» **Problem description**
Quote the entries that follow exactly, leaving none out.

» **Material shown**
┄┄┄┄┄┄┄┄┄┄

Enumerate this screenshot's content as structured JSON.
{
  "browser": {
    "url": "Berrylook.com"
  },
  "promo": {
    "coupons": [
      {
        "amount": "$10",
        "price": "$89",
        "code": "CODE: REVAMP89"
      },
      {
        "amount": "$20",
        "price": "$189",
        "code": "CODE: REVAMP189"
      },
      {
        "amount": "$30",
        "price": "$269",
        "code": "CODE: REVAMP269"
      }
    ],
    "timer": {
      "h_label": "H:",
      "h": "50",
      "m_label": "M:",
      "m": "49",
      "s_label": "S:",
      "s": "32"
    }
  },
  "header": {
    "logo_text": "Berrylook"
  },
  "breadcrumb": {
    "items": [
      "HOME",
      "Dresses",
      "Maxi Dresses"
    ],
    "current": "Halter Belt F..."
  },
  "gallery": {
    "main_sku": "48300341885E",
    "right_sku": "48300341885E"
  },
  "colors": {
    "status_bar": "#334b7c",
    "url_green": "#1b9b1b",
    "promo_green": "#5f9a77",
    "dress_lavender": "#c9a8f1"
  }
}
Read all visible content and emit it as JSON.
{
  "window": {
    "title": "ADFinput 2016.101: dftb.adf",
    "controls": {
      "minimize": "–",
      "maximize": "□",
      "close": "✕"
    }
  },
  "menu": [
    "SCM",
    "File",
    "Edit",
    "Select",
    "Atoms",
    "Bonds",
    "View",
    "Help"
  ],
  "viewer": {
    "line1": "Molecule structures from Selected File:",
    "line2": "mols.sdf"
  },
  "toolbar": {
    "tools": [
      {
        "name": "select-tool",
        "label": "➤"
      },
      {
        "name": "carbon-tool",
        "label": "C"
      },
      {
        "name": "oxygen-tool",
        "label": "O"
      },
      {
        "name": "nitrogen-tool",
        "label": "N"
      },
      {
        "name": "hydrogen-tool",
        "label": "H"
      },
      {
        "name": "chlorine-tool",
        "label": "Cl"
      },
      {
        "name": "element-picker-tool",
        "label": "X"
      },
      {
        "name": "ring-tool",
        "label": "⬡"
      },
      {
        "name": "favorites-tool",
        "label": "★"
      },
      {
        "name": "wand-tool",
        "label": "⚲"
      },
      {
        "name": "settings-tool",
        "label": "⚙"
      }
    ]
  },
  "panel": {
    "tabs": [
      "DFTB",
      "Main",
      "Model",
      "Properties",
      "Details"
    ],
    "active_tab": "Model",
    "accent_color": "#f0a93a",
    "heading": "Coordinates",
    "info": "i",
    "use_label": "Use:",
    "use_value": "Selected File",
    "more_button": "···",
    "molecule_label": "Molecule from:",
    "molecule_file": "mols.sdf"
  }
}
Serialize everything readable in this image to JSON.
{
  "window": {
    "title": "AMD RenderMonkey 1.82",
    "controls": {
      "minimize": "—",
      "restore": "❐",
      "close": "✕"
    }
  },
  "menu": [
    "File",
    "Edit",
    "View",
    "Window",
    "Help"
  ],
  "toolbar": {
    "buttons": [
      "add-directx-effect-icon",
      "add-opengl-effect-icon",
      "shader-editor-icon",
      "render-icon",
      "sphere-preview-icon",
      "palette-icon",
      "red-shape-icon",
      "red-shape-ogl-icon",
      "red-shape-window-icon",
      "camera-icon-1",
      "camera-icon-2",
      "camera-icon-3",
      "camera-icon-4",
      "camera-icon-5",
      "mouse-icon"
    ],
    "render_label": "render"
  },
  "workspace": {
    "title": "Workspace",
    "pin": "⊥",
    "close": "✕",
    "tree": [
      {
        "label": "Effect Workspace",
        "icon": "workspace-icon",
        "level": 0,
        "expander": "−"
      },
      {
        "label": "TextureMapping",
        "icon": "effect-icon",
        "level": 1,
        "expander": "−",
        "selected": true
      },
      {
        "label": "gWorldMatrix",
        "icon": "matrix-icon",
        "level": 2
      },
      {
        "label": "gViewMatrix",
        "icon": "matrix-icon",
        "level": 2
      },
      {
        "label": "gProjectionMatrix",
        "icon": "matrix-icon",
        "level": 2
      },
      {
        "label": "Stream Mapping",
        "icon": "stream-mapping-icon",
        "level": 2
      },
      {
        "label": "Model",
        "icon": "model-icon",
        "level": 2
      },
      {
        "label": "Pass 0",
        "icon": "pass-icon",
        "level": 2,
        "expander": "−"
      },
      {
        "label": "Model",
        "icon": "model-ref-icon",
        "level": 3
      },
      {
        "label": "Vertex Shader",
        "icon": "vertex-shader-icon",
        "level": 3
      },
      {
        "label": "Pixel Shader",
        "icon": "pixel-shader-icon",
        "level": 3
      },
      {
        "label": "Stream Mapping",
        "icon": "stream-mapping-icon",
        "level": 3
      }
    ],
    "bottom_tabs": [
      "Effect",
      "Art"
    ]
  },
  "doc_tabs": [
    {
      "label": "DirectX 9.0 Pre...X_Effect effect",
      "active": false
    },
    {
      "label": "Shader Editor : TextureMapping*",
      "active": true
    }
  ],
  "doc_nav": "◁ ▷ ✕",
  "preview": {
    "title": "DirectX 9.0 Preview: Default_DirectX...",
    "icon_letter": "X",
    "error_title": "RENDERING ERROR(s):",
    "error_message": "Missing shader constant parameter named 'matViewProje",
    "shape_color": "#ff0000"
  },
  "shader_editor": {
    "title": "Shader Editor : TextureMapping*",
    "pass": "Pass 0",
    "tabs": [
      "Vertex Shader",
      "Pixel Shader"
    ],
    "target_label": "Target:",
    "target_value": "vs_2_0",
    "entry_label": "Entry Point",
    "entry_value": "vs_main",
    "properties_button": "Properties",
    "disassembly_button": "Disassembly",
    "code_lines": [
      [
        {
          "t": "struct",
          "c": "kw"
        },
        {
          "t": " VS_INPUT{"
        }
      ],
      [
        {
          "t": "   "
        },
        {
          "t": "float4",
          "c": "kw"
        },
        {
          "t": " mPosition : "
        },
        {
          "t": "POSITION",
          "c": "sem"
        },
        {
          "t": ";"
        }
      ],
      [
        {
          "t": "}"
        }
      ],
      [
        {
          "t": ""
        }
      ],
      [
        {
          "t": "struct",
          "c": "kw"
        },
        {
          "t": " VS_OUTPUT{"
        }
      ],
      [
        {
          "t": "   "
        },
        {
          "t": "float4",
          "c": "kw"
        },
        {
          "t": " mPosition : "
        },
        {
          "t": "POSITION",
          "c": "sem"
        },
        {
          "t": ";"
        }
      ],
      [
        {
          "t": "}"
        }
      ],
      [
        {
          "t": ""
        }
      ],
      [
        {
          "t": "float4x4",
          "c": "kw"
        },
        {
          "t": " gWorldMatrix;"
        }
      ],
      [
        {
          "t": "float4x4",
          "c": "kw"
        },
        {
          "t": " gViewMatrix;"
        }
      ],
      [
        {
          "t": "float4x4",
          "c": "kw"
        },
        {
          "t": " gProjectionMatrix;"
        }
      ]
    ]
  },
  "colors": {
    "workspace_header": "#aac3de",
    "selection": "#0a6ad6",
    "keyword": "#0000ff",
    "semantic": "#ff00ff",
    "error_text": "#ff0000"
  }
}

┄┄┄┄┄┄┄┄┄┄

» **Solution to the exercise**
Enumerate this screenshot's content as structured JSON.
{
  "browser": {
    "url": "Berrylook.com"
  },
  "promo": {
    "coupons": [
      {
        "amount": "$10",
        "price": "$89",
        "code": "CODE: REVAMP89"
      },
      {
        "amount": "$20",
        "price": "$189",
        "code": "CODE: REVAMP189"
      },
      {
        "amount": "$30",
        "price": "$269",
        "code": "CODE: REVAMP269"
      }
    ],
    "timer": {
      "h_label": "H:",
      "h": "50",
      "m_label": "M:",
      "m": "49",
      "s_label": "S:",
      "s": "32"
    }
  },
  "header": {
    "logo_text": "Berrylook"
  },
  "breadcrumb": {
    "items": [
      "HOME",
      "Dresses",
      "Maxi Dresses"
    ],
    "current": "Halter Belt F..."
  },
  "gallery": {
    "main_sku": "48300341885E",
    "right_sku": "48300341885E"
  },
  "colors": {
    "status_bar": "#334b7c",
    "url_green": "#1b9b1b",
    "promo_green": "#5f9a77",
    "dress_lavender": "#c9a8f1"
  }
}
Read all visible content and emit it as JSON.
{
  "window": {
    "title": "ADFinput 2016.101: dftb.adf",
    "controls": {
      "minimize": "–",
      "maximize": "□",
      "close": "✕"
    }
  },
  "menu": [
    "SCM",
    "File",
    "Edit",
    "Select",
    "Atoms",
    "Bonds",
    "View",
    "Help"
  ],
  "viewer": {
    "line1": "Molecule structures from Selected File:",
    "line2": "mols.sdf"
  },
  "toolbar": {
    "tools": [
      {
        "name": "select-tool",
        "label": "➤"
      },
      {
        "name": "carbon-tool",
        "label": "C"
      },
      {
        "name": "oxygen-tool",
        "label": "O"
      },
      {
        "name": "nitrogen-tool",
        "label": "N"
      },
      {
        "name": "hydrogen-tool",
        "label": "H"
      },
      {
        "name": "chlorine-tool",
        "label": "Cl"
      },
      {
        "name": "element-picker-tool",
        "label": "X"
      },
      {
        "name": "ring-tool",
        "label": "⬡"
      },
      {
        "name": "favorites-tool",
        "label": "★"
      },
      {
        "name": "wand-tool",
        "label": "⚲"
      },
      {
        "name": "settings-tool",
        "label": "⚙"
      }
    ]
  },
  "panel": {
    "tabs": [
      "DFTB",
      "Main",
      "Model",
      "Properties",
      "Details"
    ],
    "active_tab": "Model",
    "accent_color": "#f0a93a",
    "heading": "Coordinates",
    "info": "i",
    "use_label": "Use:",
    "use_value": "Selected File",
    "more_button": "···",
    "molecule_label": "Molecule from:",
    "molecule_file": "mols.sdf"
  }
}
Serialize everything readable in this image to JSON.
{
  "window": {
    "title": "AMD RenderMonkey 1.82",
    "controls": {
      "minimize": "—",
      "restore": "❐",
      "close": "✕"
    }
  },
  "menu": [
    "File",
    "Edit",
    "View",
    "Window",
    "Help"
  ],
  "toolbar": {
    "buttons": [
      "add-directx-effect-icon",
      "add-opengl-effect-icon",
      "shader-editor-icon",
      "render-icon",
      "sphere-preview-icon",
      "palette-icon",
      "red-shape-icon",
      "red-shape-ogl-icon",
      "red-shape-window-icon",
      "camera-icon-1",
      "camera-icon-2",
      "camera-icon-3",
      "camera-icon-4",
      "camera-icon-5",
      "mouse-icon"
    ],
    "render_label": "render"
  },
  "workspace": {
    "title": "Workspace",
    "pin": "⊥",
    "close": "✕",
    "tree": [
      {
        "label": "Effect Workspace",
        "icon": "workspace-icon",
        "level": 0,
        "expander": "−"
      },
      {
        "label": "TextureMapping",
        "icon": "effect-icon",
        "level": 1,
        "expander": "−",
        "selected": true
      },
      {
        "label": "gWorldMatrix",
        "icon": "matrix-icon",
        "level": 2
      },
      {
        "label": "gViewMatrix",
        "icon": "matrix-icon",
        "level": 2
      },
      {
        "label": "gProjectionMatrix",
        "icon": "matrix-icon",
        "level": 2
      },
      {
        "label": "Stream Mapping",
        "icon": "stream-mapping-icon",
        "level": 2
      },
      {
        "label": "Model",
        "icon": "model-icon",
        "level": 2
      },
      {
        "label": "Pass 0",
        "icon": "pass-icon",
        "level": 2,
        "expander": "−"
      },
      {
        "label": "Model",
        "icon": "model-ref-icon",
        "level": 3
      },
      {
        "label": "Vertex Shader",
        "icon": "vertex-shader-icon",
        "level": 3
      },
      {
        "label": "Pixel Shader",
        "icon": "pixel-shader-icon",
        "level": 3
      },
      {
        "label": "Stream Mapping",
        "icon": "stream-mapping-icon",
        "level": 3
      }
    ],
    "bottom_tabs": [
      "Effect",
      "Art"
    ]
  },
  "doc_tabs": [
    {
      "label": "DirectX 9.0 Pre...X_Effect effect",
      "active": false
    },
    {
      "label": "Shader Editor : TextureMapping*",
      "active": true
    }
  ],
  "doc_nav": "◁ ▷ ✕",
  "preview": {
    "title": "DirectX 9.0 Preview: Default_DirectX...",
    "icon_letter": "X",
    "error_title": "RENDERING ERROR(s):",
    "error_message": "Missing shader constant parameter named 'matViewProje",
    "shape_color": "#ff0000"
  },
  "shader_editor": {
    "title": "Shader Editor : TextureMapping*",
    "pass": "Pass 0",
    "tabs": [
      "Vertex Shader",
      "Pixel Shader"
    ],
    "target_label": "Target:",
    "target_value": "vs_2_0",
    "entry_label": "Entry Point",
    "entry_value": "vs_main",
    "properties_button": "Properties",
    "disassembly_button": "Disassembly",
    "code_lines": [
      [
        {
          "t": "struct",
          "c": "kw"
        },
        {
          "t": " VS_INPUT{"
        }
      ],
      [
        {
          "t": "   "
        },
        {
          "t": "float4",
          "c": "kw"
        },
        {
          "t": " mPosition : "
        },
        {
          "t": "POSITION",
          "c": "sem"
        },
        {
          "t": ";"
        }
      ],
      [
        {
          "t": "}"
        }
      ],
      [
        {
          "t": ""
        }
      ],
      [
        {
          "t": "struct",
          "c": "kw"
        },
        {
          "t": " VS_OUTPUT{"
        }
      ],
      [
        {
          "t": "   "
        },
        {
          "t": "float4",
          "c": "kw"
        },
        {
          "t": " mPosition : "
        },
        {
          "t": "POSITION",
          "c": "sem"
        },
        {
          "t": ";"
        }
      ],
      [
        {
          "t": "}"
        }
      ],
      [
        {
          "t": ""
        }
      ],
      [
        {
          "t": "float4x4",
          "c": "kw"
        },
        {
          "t": " gWorldMatrix;"
        }
      ],
      [
        {
          "t": "float4x4",
          "c": "kw"
        },
        {
          "t": " gViewMatrix;"
        }
      ],
      [
        {
          "t": "float4x4",
          "c": "kw"
        },
        {
          "t": " gProjectionMatrix;"
        }
      ]
    ]
  },
  "colors": {
    "workspace_header": "#aac3de",
    "selection": "#0a6ad6",
    "keyword": "#0000ff",
    "semantic": "#ff00ff",
    "error_text": "#ff0000"
  }
}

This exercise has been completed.